start Input material

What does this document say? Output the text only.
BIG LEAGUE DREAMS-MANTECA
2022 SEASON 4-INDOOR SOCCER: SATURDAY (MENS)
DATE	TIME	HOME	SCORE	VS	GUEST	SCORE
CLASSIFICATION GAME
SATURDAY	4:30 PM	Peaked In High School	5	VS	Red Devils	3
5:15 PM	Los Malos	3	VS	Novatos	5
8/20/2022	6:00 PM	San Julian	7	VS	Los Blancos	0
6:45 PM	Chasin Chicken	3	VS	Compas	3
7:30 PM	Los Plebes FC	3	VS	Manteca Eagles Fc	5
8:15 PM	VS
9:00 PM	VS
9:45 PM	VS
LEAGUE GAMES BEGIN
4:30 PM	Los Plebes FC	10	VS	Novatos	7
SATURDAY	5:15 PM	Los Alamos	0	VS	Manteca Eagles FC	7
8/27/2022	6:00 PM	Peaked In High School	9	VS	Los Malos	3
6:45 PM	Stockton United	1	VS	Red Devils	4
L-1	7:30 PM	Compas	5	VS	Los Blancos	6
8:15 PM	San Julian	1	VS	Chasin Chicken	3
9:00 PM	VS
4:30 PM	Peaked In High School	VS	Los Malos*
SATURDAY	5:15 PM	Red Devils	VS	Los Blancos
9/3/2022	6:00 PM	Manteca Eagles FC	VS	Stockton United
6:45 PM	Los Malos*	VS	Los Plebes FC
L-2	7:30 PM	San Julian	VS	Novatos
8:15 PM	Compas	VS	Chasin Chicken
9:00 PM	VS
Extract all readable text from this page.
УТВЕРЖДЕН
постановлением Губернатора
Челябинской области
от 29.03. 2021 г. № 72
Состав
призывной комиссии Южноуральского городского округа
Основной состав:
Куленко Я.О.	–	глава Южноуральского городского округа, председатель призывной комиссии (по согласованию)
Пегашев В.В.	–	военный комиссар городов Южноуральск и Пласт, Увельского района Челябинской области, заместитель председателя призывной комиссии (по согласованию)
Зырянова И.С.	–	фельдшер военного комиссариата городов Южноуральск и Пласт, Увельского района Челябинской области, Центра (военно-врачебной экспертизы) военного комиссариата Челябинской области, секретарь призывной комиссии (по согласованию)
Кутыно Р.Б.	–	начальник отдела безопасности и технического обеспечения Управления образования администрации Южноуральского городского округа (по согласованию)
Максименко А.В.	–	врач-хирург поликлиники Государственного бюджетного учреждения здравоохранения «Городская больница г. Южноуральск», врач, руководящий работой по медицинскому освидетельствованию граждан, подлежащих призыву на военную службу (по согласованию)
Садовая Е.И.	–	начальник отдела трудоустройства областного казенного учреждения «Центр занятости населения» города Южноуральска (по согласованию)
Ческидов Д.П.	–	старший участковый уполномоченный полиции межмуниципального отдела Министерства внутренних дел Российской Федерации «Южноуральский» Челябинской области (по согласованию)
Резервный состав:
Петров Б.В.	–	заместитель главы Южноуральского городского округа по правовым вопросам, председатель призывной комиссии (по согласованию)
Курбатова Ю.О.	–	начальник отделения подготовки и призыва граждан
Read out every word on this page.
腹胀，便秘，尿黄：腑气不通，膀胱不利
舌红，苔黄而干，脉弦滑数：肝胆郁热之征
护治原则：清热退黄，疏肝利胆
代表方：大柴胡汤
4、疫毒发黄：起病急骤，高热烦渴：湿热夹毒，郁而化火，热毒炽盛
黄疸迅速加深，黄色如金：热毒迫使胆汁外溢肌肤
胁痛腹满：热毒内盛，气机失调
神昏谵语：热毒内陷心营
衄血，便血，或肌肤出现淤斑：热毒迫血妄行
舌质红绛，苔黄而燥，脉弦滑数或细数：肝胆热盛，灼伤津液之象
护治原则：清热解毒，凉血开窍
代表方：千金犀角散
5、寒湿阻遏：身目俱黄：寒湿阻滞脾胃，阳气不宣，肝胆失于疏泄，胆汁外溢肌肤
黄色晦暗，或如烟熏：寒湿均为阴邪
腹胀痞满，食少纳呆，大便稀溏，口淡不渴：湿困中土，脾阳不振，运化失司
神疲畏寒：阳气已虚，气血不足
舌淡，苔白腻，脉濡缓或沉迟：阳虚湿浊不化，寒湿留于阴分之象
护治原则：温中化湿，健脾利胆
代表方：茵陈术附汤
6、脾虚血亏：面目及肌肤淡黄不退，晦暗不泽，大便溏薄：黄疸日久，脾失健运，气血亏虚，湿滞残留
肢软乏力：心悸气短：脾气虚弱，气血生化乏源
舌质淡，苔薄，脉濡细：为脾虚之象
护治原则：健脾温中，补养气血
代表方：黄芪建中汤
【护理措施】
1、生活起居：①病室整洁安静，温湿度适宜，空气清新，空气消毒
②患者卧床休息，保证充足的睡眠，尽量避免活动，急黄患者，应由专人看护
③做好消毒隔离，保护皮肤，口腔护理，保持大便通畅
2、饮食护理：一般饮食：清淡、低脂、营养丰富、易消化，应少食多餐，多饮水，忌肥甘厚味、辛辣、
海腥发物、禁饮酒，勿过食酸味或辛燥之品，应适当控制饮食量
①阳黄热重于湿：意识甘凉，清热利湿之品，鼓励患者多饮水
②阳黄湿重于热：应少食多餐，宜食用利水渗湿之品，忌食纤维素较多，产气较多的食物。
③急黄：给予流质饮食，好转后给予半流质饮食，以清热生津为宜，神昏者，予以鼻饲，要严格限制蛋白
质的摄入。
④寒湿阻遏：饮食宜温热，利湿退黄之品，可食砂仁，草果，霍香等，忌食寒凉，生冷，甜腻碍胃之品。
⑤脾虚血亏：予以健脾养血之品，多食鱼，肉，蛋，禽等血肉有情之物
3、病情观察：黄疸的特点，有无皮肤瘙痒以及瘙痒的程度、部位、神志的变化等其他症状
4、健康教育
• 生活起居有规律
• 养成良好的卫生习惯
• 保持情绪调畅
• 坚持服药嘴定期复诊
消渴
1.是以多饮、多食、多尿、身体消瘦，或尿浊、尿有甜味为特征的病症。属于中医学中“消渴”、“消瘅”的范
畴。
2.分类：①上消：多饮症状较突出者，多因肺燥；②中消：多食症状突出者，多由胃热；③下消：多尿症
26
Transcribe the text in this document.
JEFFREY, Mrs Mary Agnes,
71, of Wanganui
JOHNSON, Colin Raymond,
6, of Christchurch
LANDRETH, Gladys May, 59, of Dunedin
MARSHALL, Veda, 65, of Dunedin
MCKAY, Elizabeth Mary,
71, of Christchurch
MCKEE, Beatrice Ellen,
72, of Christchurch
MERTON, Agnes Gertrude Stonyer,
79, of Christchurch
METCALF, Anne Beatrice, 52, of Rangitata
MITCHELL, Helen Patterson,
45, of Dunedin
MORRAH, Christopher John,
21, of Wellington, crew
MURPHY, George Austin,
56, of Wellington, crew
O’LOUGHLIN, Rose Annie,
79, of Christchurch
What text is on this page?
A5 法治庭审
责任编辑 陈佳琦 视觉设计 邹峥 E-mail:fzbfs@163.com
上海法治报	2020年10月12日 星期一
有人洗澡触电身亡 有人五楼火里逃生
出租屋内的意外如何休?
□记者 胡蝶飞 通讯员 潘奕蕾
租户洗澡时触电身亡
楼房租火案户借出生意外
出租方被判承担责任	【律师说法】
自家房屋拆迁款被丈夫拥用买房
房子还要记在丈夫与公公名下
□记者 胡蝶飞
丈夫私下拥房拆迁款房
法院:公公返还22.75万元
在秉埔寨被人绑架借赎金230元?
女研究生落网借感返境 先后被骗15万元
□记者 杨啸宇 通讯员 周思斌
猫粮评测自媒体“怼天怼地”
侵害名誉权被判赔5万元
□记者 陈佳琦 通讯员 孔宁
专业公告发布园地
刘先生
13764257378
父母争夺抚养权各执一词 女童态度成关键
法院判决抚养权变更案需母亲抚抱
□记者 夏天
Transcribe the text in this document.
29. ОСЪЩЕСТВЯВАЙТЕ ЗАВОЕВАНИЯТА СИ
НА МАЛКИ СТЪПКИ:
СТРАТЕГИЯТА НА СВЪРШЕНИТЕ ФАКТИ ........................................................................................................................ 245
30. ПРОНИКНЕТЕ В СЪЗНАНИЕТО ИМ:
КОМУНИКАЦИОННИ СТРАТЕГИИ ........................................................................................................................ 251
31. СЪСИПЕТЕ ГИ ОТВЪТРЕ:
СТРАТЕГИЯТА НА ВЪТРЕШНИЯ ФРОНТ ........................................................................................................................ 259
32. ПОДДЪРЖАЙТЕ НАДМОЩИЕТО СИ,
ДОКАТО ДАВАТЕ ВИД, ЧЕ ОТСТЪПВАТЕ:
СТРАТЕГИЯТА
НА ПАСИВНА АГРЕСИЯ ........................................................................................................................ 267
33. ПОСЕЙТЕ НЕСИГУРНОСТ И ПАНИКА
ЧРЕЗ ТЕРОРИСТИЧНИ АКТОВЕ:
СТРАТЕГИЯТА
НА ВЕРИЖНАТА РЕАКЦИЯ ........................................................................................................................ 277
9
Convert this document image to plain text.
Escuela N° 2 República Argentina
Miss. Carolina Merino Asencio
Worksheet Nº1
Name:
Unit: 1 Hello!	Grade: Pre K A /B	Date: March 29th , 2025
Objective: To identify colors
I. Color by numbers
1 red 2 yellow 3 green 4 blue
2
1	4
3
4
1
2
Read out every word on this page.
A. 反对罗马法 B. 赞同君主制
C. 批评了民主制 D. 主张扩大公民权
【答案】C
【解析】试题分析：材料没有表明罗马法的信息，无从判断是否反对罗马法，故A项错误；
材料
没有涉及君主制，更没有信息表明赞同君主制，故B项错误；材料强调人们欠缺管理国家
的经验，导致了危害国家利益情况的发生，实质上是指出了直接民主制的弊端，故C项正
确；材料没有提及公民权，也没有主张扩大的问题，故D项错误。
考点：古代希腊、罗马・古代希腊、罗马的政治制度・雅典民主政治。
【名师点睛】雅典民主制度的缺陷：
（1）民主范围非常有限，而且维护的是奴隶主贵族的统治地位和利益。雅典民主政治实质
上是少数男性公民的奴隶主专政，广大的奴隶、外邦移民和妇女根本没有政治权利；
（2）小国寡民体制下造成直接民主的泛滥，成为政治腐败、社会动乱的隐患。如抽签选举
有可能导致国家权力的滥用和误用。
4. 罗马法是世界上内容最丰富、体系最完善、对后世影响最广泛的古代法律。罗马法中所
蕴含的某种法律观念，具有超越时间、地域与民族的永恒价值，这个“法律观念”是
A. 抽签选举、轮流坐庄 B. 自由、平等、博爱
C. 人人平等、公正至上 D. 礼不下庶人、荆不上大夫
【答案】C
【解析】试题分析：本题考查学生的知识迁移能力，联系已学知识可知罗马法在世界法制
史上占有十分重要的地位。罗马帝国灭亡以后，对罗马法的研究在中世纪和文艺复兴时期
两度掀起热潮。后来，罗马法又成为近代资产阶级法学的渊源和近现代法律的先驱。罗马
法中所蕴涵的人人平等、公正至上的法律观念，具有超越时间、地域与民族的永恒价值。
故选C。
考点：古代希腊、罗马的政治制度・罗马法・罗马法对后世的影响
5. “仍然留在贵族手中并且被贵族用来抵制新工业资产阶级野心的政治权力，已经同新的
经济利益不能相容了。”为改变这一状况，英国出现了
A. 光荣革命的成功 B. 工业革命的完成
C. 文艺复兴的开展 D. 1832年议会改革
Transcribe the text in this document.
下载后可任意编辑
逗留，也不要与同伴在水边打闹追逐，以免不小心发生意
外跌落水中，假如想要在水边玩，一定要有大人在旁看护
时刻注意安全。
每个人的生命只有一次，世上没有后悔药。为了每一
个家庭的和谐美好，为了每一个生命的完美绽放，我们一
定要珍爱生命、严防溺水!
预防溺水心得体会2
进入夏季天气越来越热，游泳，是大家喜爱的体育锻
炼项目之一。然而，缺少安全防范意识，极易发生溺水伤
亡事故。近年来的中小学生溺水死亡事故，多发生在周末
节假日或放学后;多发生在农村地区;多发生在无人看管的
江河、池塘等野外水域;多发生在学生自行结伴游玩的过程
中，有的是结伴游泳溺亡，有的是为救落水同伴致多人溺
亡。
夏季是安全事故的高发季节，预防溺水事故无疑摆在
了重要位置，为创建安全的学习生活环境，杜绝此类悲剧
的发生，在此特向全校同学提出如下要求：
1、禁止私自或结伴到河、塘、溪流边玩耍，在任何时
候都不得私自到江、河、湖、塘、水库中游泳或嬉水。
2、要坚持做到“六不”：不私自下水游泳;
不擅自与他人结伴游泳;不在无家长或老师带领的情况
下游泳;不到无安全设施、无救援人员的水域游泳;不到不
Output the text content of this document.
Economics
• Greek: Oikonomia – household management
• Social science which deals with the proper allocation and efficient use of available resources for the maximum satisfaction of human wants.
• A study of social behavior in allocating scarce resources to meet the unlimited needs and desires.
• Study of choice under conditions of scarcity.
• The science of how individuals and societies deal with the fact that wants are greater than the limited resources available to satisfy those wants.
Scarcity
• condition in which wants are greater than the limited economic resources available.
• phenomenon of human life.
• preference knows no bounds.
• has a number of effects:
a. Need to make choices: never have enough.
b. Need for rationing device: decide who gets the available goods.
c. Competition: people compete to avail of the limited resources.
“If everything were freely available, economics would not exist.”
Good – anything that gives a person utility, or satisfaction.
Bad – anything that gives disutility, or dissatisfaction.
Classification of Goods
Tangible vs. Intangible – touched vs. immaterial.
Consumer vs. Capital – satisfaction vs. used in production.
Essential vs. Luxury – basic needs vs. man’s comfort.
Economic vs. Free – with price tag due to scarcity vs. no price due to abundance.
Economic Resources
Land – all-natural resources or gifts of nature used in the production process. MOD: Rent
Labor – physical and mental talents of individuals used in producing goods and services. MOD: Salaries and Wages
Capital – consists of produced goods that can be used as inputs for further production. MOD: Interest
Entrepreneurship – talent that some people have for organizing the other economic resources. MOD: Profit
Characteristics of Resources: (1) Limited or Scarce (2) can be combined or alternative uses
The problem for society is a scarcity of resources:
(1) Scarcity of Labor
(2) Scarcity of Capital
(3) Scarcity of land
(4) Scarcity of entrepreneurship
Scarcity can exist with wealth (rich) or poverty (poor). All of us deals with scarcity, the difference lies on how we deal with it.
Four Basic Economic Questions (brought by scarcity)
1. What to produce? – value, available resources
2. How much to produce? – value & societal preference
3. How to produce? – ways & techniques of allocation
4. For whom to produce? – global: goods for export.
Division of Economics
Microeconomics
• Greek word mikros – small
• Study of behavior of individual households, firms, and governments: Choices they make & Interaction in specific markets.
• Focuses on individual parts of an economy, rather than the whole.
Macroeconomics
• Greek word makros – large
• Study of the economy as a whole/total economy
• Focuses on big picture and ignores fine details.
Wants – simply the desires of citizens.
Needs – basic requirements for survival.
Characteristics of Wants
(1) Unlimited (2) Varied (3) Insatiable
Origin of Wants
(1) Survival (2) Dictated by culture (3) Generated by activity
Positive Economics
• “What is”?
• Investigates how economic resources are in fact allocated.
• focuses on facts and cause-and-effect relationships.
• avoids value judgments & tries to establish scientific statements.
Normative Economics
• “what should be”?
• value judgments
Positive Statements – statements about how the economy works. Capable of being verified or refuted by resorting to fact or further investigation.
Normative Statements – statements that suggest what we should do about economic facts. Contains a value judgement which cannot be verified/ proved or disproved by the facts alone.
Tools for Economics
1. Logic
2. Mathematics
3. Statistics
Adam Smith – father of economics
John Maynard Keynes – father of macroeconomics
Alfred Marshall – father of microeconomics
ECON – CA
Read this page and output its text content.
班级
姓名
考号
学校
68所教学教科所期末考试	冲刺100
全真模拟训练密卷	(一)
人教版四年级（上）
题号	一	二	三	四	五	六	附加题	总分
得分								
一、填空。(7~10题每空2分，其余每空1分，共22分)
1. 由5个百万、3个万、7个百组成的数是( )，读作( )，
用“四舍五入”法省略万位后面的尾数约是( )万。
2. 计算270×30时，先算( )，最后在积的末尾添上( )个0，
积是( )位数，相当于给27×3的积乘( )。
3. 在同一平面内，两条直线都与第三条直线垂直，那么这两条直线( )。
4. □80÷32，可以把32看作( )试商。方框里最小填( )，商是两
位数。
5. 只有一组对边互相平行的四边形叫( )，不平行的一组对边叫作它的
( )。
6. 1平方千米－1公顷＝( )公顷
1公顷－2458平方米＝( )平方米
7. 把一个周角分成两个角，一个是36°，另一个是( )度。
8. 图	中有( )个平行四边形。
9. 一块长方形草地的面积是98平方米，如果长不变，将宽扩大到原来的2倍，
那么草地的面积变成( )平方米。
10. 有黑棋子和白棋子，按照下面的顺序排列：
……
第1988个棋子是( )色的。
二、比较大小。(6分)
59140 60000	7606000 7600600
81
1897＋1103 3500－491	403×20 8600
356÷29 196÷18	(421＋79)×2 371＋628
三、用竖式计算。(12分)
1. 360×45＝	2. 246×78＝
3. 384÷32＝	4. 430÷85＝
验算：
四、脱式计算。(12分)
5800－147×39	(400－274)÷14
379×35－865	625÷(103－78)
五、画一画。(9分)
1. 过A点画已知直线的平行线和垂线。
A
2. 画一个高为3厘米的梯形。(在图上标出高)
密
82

end Input material

> Your instructions
Show the lines of the records that include the string "human".

> Answer to the exercise
• Social science which deals with the proper allocation and efficient use of available resources for the maximum satisfaction of human wants.
• phenomenon of human life.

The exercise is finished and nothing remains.